* What is needed *
Word for word, transcribe the lines below and drop the pictures.

* Working data *

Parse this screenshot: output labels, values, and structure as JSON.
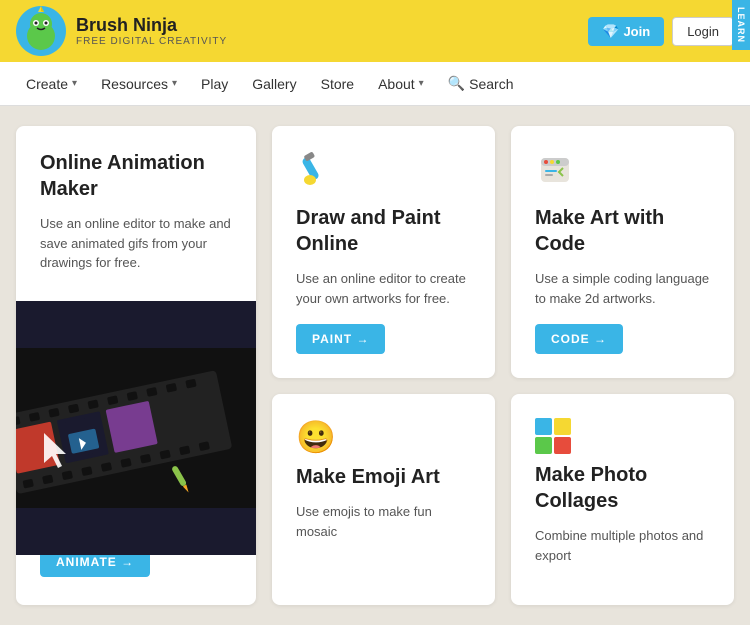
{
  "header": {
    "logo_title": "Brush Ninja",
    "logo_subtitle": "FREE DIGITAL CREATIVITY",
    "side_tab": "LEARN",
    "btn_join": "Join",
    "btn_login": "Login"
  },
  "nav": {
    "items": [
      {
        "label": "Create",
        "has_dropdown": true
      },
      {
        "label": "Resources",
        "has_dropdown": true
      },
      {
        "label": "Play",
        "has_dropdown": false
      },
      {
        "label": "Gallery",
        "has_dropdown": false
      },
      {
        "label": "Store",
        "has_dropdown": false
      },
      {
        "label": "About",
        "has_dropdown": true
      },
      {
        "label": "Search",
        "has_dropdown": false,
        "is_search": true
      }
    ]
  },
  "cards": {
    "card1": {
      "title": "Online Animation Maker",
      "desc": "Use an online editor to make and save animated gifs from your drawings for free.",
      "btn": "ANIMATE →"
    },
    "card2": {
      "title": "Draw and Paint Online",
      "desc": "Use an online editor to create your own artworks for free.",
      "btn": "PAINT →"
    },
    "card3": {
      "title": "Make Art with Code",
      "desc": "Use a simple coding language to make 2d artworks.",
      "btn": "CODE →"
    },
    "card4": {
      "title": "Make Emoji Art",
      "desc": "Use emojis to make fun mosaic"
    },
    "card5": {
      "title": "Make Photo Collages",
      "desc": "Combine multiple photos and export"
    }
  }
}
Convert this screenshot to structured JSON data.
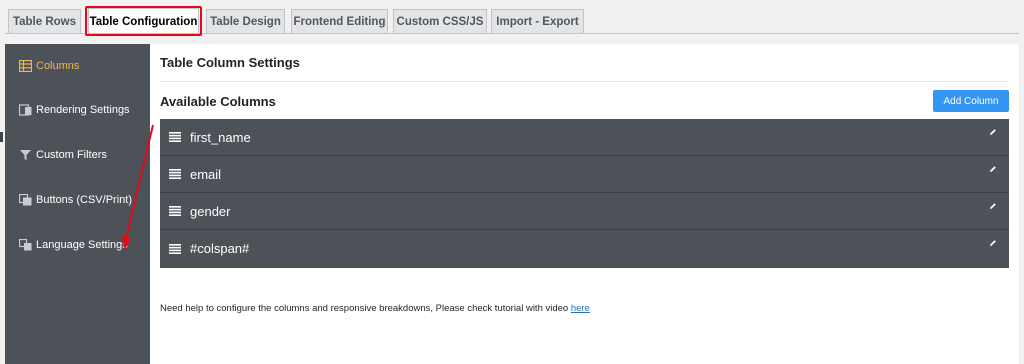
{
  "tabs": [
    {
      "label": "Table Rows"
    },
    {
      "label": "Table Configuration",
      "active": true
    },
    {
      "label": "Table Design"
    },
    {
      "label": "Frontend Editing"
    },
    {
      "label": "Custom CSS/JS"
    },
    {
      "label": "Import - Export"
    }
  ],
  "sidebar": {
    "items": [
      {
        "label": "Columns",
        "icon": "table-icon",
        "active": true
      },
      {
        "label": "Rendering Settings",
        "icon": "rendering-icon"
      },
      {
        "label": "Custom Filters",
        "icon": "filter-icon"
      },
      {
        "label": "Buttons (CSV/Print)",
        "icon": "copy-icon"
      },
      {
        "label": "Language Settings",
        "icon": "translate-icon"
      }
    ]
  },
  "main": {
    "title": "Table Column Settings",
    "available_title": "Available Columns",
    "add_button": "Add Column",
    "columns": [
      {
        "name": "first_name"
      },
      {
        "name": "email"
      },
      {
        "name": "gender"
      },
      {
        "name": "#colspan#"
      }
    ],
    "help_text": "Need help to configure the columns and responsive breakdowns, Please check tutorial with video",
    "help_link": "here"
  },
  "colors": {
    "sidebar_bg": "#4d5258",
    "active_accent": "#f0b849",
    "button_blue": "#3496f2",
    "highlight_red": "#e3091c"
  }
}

* Problem solution *
Parse this screenshot: output labels, values, and structure as JSON.
{
  "header": {
    "logo_title": "Brush Ninja",
    "logo_subtitle": "FREE DIGITAL CREATIVITY",
    "side_tab": "LEARN",
    "btn_join": "Join",
    "btn_login": "Login"
  },
  "nav": {
    "items": [
      {
        "label": "Create",
        "has_dropdown": true
      },
      {
        "label": "Resources",
        "has_dropdown": true
      },
      {
        "label": "Play",
        "has_dropdown": false
      },
      {
        "label": "Gallery",
        "has_dropdown": false
      },
      {
        "label": "Store",
        "has_dropdown": false
      },
      {
        "label": "About",
        "has_dropdown": true
      },
      {
        "label": "Search",
        "has_dropdown": false,
        "is_search": true
      }
    ]
  },
  "cards": {
    "card1": {
      "title": "Online Animation Maker",
      "desc": "Use an online editor to make and save animated gifs from your drawings for free.",
      "btn": "ANIMATE →"
    },
    "card2": {
      "title": "Draw and Paint Online",
      "desc": "Use an online editor to create your own artworks for free.",
      "btn": "PAINT →"
    },
    "card3": {
      "title": "Make Art with Code",
      "desc": "Use a simple coding language to make 2d artworks.",
      "btn": "CODE →"
    },
    "card4": {
      "title": "Make Emoji Art",
      "desc": "Use emojis to make fun mosaic"
    },
    "card5": {
      "title": "Make Photo Collages",
      "desc": "Combine multiple photos and export"
    }
  }
}
Convert this screenshot to structured JSON data.
{
  "tabs": [
    {
      "label": "Table Rows"
    },
    {
      "label": "Table Configuration",
      "active": true
    },
    {
      "label": "Table Design"
    },
    {
      "label": "Frontend Editing"
    },
    {
      "label": "Custom CSS/JS"
    },
    {
      "label": "Import - Export"
    }
  ],
  "sidebar": {
    "items": [
      {
        "label": "Columns",
        "icon": "table-icon",
        "active": true
      },
      {
        "label": "Rendering Settings",
        "icon": "rendering-icon"
      },
      {
        "label": "Custom Filters",
        "icon": "filter-icon"
      },
      {
        "label": "Buttons (CSV/Print)",
        "icon": "copy-icon"
      },
      {
        "label": "Language Settings",
        "icon": "translate-icon"
      }
    ]
  },
  "main": {
    "title": "Table Column Settings",
    "available_title": "Available Columns",
    "add_button": "Add Column",
    "columns": [
      {
        "name": "first_name"
      },
      {
        "name": "email"
      },
      {
        "name": "gender"
      },
      {
        "name": "#colspan#"
      }
    ],
    "help_text": "Need help to configure the columns and responsive breakdowns, Please check tutorial with video",
    "help_link": "here"
  },
  "colors": {
    "sidebar_bg": "#4d5258",
    "active_accent": "#f0b849",
    "button_blue": "#3496f2",
    "highlight_red": "#e3091c"
  }
}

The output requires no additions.